◆ What needs to be done ◆
Every line of the material below should be repeated exactly.

(Dataset items)
———
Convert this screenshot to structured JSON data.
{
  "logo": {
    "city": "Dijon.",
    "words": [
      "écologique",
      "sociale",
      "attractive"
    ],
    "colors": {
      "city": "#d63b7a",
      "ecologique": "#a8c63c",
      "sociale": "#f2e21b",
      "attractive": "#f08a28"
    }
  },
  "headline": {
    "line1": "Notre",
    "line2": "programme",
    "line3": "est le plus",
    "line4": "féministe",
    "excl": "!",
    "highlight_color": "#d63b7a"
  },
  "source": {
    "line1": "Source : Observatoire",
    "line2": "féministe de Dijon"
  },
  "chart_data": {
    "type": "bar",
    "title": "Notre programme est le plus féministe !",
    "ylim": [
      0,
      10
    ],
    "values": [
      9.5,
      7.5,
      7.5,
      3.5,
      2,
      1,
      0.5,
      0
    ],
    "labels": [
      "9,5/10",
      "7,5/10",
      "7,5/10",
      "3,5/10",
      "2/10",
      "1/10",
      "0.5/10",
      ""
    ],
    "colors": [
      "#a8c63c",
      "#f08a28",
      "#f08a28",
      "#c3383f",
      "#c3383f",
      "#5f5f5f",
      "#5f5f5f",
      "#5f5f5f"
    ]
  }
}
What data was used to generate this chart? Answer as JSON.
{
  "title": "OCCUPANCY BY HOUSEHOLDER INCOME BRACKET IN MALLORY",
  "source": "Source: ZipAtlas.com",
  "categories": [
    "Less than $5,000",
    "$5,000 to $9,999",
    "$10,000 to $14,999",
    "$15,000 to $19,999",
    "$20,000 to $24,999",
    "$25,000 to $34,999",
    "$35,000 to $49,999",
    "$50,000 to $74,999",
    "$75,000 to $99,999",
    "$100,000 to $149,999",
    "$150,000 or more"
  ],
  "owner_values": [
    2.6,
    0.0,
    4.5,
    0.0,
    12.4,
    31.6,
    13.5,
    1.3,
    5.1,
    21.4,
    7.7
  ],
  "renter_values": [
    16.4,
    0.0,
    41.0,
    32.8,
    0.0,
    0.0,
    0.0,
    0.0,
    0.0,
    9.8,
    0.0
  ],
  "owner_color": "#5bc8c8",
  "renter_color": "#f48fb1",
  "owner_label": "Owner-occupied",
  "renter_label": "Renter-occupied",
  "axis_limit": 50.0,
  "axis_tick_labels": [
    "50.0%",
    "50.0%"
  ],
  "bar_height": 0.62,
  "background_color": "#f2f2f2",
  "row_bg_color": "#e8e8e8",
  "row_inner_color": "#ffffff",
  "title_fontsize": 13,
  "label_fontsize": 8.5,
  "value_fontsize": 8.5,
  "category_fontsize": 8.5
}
———
◆ Exercise response ◆
Convert this screenshot to structured JSON data.
{
  "logo": {
    "city": "Dijon.",
    "words": [
      "écologique",
      "sociale",
      "attractive"
    ],
    "colors": {
      "city": "#d63b7a",
      "ecologique": "#a8c63c",
      "sociale": "#f2e21b",
      "attractive": "#f08a28"
    }
  },
  "headline": {
    "line1": "Notre",
    "line2": "programme",
    "line3": "est le plus",
    "line4": "féministe",
    "excl": "!",
    "highlight_color": "#d63b7a"
  },
  "source": {
    "line1": "Source : Observatoire",
    "line2": "féministe de Dijon"
  },
  "chart_data": {
    "type": "bar",
    "title": "Notre programme est le plus féministe !",
    "ylim": [
      0,
      10
    ],
    "values": [
      9.5,
      7.5,
      7.5,
      3.5,
      2,
      1,
      0.5,
      0
    ],
    "labels": [
      "9,5/10",
      "7,5/10",
      "7,5/10",
      "3,5/10",
      "2/10",
      "1/10",
      "0.5/10",
      ""
    ],
    "colors": [
      "#a8c63c",
      "#f08a28",
      "#f08a28",
      "#c3383f",
      "#c3383f",
      "#5f5f5f",
      "#5f5f5f",
      "#5f5f5f"
    ]
  }
}
What data was used to generate this chart? Answer as JSON.
{
  "title": "OCCUPANCY BY HOUSEHOLDER INCOME BRACKET IN MALLORY",
  "source": "Source: ZipAtlas.com",
  "categories": [
    "Less than $5,000",
    "$5,000 to $9,999",
    "$10,000 to $14,999",
    "$15,000 to $19,999",
    "$20,000 to $24,999",
    "$25,000 to $34,999",
    "$35,000 to $49,999",
    "$50,000 to $74,999",
    "$75,000 to $99,999",
    "$100,000 to $149,999",
    "$150,000 or more"
  ],
  "owner_values": [
    2.6,
    0.0,
    4.5,
    0.0,
    12.4,
    31.6,
    13.5,
    1.3,
    5.1,
    21.4,
    7.7
  ],
  "renter_values": [
    16.4,
    0.0,
    41.0,
    32.8,
    0.0,
    0.0,
    0.0,
    0.0,
    0.0,
    9.8,
    0.0
  ],
  "owner_color": "#5bc8c8",
  "renter_color": "#f48fb1",
  "owner_label": "Owner-occupied",
  "renter_label": "Renter-occupied",
  "axis_limit": 50.0,
  "axis_tick_labels": [
    "50.0%",
    "50.0%"
  ],
  "bar_height": 0.62,
  "background_color": "#f2f2f2",
  "row_bg_color": "#e8e8e8",
  "row_inner_color": "#ffffff",
  "title_fontsize": 13,
  "label_fontsize": 8.5,
  "value_fontsize": 8.5,
  "category_fontsize": 8.5
}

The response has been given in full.